Data records
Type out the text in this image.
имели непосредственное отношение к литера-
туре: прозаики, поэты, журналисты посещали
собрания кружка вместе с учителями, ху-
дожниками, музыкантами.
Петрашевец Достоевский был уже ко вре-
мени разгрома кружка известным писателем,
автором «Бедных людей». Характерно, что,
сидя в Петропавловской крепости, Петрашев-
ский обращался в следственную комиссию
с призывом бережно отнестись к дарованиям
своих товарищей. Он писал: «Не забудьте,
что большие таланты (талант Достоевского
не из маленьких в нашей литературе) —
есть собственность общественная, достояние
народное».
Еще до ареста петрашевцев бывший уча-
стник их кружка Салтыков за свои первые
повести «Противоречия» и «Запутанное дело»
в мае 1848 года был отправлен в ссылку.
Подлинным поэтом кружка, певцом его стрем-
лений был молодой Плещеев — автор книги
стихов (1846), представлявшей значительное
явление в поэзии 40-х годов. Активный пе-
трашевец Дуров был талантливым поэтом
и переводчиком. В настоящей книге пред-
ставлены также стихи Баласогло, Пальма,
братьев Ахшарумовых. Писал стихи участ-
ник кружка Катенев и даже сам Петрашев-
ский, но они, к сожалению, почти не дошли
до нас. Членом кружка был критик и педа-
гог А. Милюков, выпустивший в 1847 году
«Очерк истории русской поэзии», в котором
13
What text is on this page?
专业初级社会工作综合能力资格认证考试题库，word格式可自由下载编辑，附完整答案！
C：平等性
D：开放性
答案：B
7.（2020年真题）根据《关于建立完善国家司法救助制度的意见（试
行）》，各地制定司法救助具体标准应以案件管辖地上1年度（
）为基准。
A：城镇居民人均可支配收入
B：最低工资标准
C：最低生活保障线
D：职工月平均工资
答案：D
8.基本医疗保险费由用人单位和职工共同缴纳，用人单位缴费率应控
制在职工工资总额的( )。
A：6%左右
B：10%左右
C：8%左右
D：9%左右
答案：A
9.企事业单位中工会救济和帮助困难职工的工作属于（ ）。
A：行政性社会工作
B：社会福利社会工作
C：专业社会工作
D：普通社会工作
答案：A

TASK REQUIREMENTS - Quote exactly what appears from the line containing "What text is on this page?" through the final line of the listing above, including both of those lines.

CORRECT RESULT -
What text is on this page?
专业初级社会工作综合能力资格认证考试题库，word格式可自由下载编辑，附完整答案！
C：平等性
D：开放性
答案：B
7.（2020年真题）根据《关于建立完善国家司法救助制度的意见（试
行）》，各地制定司法救助具体标准应以案件管辖地上1年度（
）为基准。
A：城镇居民人均可支配收入
B：最低工资标准
C：最低生活保障线
D：职工月平均工资
答案：D
8.基本医疗保险费由用人单位和职工共同缴纳，用人单位缴费率应控
制在职工工资总额的( )。
A：6%左右
B：10%左右
C：8%左右
D：9%左右
答案：A
9.企事业单位中工会救济和帮助困难职工的工作属于（ ）。
A：行政性社会工作
B：社会福利社会工作
C：专业社会工作
D：普通社会工作
答案：A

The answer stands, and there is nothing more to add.